LISTING:
(begin)

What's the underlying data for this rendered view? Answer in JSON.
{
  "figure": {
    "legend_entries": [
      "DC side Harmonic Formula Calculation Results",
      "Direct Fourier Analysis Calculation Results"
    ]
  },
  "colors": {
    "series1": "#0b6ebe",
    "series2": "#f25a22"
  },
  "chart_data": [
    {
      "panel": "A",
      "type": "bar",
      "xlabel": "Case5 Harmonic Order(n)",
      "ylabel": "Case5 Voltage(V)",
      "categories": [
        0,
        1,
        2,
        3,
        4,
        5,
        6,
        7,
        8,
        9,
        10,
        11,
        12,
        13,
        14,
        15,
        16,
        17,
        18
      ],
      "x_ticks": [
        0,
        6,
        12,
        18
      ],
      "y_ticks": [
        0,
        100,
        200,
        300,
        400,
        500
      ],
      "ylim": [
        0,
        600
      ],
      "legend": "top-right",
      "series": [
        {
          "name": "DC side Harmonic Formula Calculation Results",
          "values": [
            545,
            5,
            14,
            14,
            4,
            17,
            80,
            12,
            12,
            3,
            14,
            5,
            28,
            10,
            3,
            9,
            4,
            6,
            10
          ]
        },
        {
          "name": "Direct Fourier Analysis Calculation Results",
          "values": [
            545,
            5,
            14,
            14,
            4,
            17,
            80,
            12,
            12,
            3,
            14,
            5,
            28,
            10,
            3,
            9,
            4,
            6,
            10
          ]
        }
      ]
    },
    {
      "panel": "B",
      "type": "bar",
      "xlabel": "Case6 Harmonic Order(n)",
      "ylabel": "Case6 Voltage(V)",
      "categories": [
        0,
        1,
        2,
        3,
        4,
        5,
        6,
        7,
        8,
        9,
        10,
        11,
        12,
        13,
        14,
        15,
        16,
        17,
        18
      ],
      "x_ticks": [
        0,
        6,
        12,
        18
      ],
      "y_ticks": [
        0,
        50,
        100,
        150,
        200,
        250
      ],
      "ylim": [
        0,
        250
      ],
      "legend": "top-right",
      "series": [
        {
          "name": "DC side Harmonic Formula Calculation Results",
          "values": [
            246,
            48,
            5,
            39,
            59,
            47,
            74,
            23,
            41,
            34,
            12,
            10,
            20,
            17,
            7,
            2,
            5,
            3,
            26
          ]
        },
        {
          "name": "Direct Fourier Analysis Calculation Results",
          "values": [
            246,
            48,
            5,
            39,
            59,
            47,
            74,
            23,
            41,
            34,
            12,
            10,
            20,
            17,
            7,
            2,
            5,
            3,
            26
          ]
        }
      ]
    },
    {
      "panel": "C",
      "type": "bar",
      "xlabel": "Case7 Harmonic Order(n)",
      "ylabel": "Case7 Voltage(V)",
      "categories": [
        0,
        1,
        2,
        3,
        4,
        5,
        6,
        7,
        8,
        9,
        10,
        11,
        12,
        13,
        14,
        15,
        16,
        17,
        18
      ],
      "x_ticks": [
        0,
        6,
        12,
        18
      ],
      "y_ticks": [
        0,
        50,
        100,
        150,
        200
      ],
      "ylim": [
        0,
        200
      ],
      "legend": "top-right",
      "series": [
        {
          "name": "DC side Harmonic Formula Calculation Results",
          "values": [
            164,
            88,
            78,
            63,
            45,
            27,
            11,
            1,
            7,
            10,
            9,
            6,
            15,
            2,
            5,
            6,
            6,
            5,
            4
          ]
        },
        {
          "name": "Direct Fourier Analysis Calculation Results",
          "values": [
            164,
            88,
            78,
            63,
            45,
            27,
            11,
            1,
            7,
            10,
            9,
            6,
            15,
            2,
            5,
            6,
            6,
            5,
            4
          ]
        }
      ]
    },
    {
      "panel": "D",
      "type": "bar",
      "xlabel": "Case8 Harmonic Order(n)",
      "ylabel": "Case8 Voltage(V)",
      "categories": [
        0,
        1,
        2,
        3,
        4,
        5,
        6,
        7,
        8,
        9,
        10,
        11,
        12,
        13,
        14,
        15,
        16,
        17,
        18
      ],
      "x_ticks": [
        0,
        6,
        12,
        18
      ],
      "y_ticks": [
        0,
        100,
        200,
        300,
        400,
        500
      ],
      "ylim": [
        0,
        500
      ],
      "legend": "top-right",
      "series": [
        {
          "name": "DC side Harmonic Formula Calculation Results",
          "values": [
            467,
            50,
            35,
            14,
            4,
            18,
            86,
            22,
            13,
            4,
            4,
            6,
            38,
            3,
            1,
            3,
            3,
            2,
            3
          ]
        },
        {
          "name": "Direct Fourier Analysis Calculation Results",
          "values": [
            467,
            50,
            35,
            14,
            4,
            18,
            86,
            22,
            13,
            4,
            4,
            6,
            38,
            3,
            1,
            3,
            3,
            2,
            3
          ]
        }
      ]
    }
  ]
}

(end)

EXERCISE AIM:
Please restate the whole listing word for word.

COMPLETE ANSWER:
What's the underlying data for this rendered view? Answer in JSON.
{
  "figure": {
    "legend_entries": [
      "DC side Harmonic Formula Calculation Results",
      "Direct Fourier Analysis Calculation Results"
    ]
  },
  "colors": {
    "series1": "#0b6ebe",
    "series2": "#f25a22"
  },
  "chart_data": [
    {
      "panel": "A",
      "type": "bar",
      "xlabel": "Case5 Harmonic Order(n)",
      "ylabel": "Case5 Voltage(V)",
      "categories": [
        0,
        1,
        2,
        3,
        4,
        5,
        6,
        7,
        8,
        9,
        10,
        11,
        12,
        13,
        14,
        15,
        16,
        17,
        18
      ],
      "x_ticks": [
        0,
        6,
        12,
        18
      ],
      "y_ticks": [
        0,
        100,
        200,
        300,
        400,
        500
      ],
      "ylim": [
        0,
        600
      ],
      "legend": "top-right",
      "series": [
        {
          "name": "DC side Harmonic Formula Calculation Results",
          "values": [
            545,
            5,
            14,
            14,
            4,
            17,
            80,
            12,
            12,
            3,
            14,
            5,
            28,
            10,
            3,
            9,
            4,
            6,
            10
          ]
        },
        {
          "name": "Direct Fourier Analysis Calculation Results",
          "values": [
            545,
            5,
            14,
            14,
            4,
            17,
            80,
            12,
            12,
            3,
            14,
            5,
            28,
            10,
            3,
            9,
            4,
            6,
            10
          ]
        }
      ]
    },
    {
      "panel": "B",
      "type": "bar",
      "xlabel": "Case6 Harmonic Order(n)",
      "ylabel": "Case6 Voltage(V)",
      "categories": [
        0,
        1,
        2,
        3,
        4,
        5,
        6,
        7,
        8,
        9,
        10,
        11,
        12,
        13,
        14,
        15,
        16,
        17,
        18
      ],
      "x_ticks": [
        0,
        6,
        12,
        18
      ],
      "y_ticks": [
        0,
        50,
        100,
        150,
        200,
        250
      ],
      "ylim": [
        0,
        250
      ],
      "legend": "top-right",
      "series": [
        {
          "name": "DC side Harmonic Formula Calculation Results",
          "values": [
            246,
            48,
            5,
            39,
            59,
            47,
            74,
            23,
            41,
            34,
            12,
            10,
            20,
            17,
            7,
            2,
            5,
            3,
            26
          ]
        },
        {
          "name": "Direct Fourier Analysis Calculation Results",
          "values": [
            246,
            48,
            5,
            39,
            59,
            47,
            74,
            23,
            41,
            34,
            12,
            10,
            20,
            17,
            7,
            2,
            5,
            3,
            26
          ]
        }
      ]
    },
    {
      "panel": "C",
      "type": "bar",
      "xlabel": "Case7 Harmonic Order(n)",
      "ylabel": "Case7 Voltage(V)",
      "categories": [
        0,
        1,
        2,
        3,
        4,
        5,
        6,
        7,
        8,
        9,
        10,
        11,
        12,
        13,
        14,
        15,
        16,
        17,
        18
      ],
      "x_ticks": [
        0,
        6,
        12,
        18
      ],
      "y_ticks": [
        0,
        50,
        100,
        150,
        200
      ],
      "ylim": [
        0,
        200
      ],
      "legend": "top-right",
      "series": [
        {
          "name": "DC side Harmonic Formula Calculation Results",
          "values": [
            164,
            88,
            78,
            63,
            45,
            27,
            11,
            1,
            7,
            10,
            9,
            6,
            15,
            2,
            5,
            6,
            6,
            5,
            4
          ]
        },
        {
          "name": "Direct Fourier Analysis Calculation Results",
          "values": [
            164,
            88,
            78,
            63,
            45,
            27,
            11,
            1,
            7,
            10,
            9,
            6,
            15,
            2,
            5,
            6,
            6,
            5,
            4
          ]
        }
      ]
    },
    {
      "panel": "D",
      "type": "bar",
      "xlabel": "Case8 Harmonic Order(n)",
      "ylabel": "Case8 Voltage(V)",
      "categories": [
        0,
        1,
        2,
        3,
        4,
        5,
        6,
        7,
        8,
        9,
        10,
        11,
        12,
        13,
        14,
        15,
        16,
        17,
        18
      ],
      "x_ticks": [
        0,
        6,
        12,
        18
      ],
      "y_ticks": [
        0,
        100,
        200,
        300,
        400,
        500
      ],
      "ylim": [
        0,
        500
      ],
      "legend": "top-right",
      "series": [
        {
          "name": "DC side Harmonic Formula Calculation Results",
          "values": [
            467,
            50,
            35,
            14,
            4,
            18,
            86,
            22,
            13,
            4,
            4,
            6,
            38,
            3,
            1,
            3,
            3,
            2,
            3
          ]
        },
        {
          "name": "Direct Fourier Analysis Calculation Results",
          "values": [
            467,
            50,
            35,
            14,
            4,
            18,
            86,
            22,
            13,
            4,
            4,
            6,
            38,
            3,
            1,
            3,
            3,
            2,
            3
          ]
        }
      ]
    }
  ]
}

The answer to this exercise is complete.